* WORK INSTRUCTION *
Extend the forum reply about game masters' authority in tabletop RPGs, picking up right after its final sentence.

* PROVIDED PASSAGE *
━━━━━━━━━━━━━━━━━━━━━━━━━━━━━━

Divergently designed RPGs are currently held as the only functional game design mainly because of predominant theories in the industry. This means GM has no real special status in the game, but is only one of the many determiners of truth at the table.

You are trying to say that in most modern RPGs, all players including the gamemaster has an equal say in the shape of the game and on what is true in the campaign? That is NOT my experience. Yes, there has been a trend towards "player empowerment" in RPGs. You get to make the decisions about your character, not the dice. And there are rules that limit the ways the gamemaster can play around with your character. That is one of the uses of rules, for players to use as leverage and to enforce a common world view. But to go from there to saying that all players have equal say in the game world is... I don't agree with that. If it is a trend in game design, then its not the one used at WotC.

If you meant something different, could you please explain this point further? Maybe you were not talking about RPGs as entertainment but RPGs as therapy? Or this might be some indie design trend I've not heard much about?

━━━━━━━━━━━━━━━━━━━━━━━━━━━━━━

* LISTED ENTRIES *

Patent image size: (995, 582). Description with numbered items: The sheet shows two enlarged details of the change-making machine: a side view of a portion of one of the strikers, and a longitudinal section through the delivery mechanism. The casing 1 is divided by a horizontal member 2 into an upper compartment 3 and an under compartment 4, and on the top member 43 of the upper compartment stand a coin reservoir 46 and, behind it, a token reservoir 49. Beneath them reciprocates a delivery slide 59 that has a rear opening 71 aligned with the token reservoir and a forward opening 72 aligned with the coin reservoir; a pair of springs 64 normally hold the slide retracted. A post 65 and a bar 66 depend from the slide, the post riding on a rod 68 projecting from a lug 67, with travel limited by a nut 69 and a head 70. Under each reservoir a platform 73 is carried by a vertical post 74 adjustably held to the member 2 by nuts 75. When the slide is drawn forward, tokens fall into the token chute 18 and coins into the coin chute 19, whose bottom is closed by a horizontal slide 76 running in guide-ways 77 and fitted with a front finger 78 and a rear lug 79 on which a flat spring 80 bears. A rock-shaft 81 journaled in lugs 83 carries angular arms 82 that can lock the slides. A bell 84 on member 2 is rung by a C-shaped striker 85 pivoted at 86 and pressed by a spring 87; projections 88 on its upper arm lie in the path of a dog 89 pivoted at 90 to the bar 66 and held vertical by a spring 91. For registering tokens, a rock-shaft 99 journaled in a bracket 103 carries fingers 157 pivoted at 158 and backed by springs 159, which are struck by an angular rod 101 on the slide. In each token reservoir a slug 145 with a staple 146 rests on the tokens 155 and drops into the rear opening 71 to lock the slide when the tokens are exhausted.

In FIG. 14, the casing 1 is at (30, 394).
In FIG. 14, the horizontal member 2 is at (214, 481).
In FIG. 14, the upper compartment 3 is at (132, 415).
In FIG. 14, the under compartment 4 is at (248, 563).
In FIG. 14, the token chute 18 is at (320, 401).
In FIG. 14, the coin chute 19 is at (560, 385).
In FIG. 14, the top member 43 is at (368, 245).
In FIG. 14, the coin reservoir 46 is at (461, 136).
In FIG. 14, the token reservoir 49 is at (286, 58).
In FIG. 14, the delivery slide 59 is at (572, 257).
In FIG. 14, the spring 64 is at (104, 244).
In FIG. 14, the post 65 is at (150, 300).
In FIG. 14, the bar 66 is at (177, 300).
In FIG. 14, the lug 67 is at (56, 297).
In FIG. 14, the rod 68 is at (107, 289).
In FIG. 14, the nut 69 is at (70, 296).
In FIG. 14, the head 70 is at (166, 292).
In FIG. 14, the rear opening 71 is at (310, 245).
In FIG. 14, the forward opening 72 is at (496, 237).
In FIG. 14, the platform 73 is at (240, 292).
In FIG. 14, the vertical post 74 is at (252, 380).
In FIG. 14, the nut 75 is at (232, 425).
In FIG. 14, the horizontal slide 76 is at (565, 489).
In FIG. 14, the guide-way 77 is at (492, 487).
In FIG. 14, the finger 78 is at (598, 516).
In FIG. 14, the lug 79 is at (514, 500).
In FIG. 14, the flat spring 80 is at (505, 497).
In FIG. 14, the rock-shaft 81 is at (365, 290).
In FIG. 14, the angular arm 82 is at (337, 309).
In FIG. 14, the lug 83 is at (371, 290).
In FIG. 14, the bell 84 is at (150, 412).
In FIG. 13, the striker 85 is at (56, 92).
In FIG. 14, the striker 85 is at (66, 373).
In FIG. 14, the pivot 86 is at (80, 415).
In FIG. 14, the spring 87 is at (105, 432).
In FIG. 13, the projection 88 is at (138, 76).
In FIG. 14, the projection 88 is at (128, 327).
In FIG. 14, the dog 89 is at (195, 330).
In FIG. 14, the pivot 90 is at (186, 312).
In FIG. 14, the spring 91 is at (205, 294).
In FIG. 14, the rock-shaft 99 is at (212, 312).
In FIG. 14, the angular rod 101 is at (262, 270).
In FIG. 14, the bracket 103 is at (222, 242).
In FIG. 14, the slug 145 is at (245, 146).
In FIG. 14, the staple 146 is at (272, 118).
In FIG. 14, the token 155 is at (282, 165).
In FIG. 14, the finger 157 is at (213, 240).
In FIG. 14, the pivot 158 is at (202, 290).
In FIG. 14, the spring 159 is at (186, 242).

━━━━━━━━━━━━━━━━━━━━━━━━━━━━━━

* RESULT BELOW *
 



I daresay it wasn't the thought, but the appeals to authority and/or name-dropping, depending on how you look at it.

(Shrug) The man writes from within the scientific community, makes a better argument than I could, and backs up his statements with research. You could look at it as "appeals to authority and/or name-dropping", or you could look at it as "citing source". I guess it depends upon reader bias.
 

In short, some people really love making things more complicated than they need to be so they can be the elite. Elitist attitudes breed elitist ambitions.

Especially if it can be made extremely mathematical and/or theoretical. ;)

All the old chestnuts come out in a row. Forgive me if I don't reply to "Thought = Elitist!" or "You must not understand me" posts.


No reference to suggesting reading material for those who are interested, I note. Although, perhaps the posters thought they were doing so. The specific claims are complication, math, and theory. That sounds like "Thought = Elitist!" to me, but it could just be my reader bias. ;)


RC
 

You are trying to say that in most modern RPGs, all players including the gamemaster has an equal say in the shape of the game and on what is true in the campaign? That is NOT my experience. Yes, there has been a trend towards "player empowerment" in RPGs. You get to make the decisions about your character, not the dice. And there are rules that limit the ways the gamemaster can play around with your character. That is one of the uses of rules, for players to use as leverage and to enforce a common world view. But to go from there to saying that all players have equal say in the game world is... I don't agree with that. If it is a trend in game design, then its not the one used at WotC.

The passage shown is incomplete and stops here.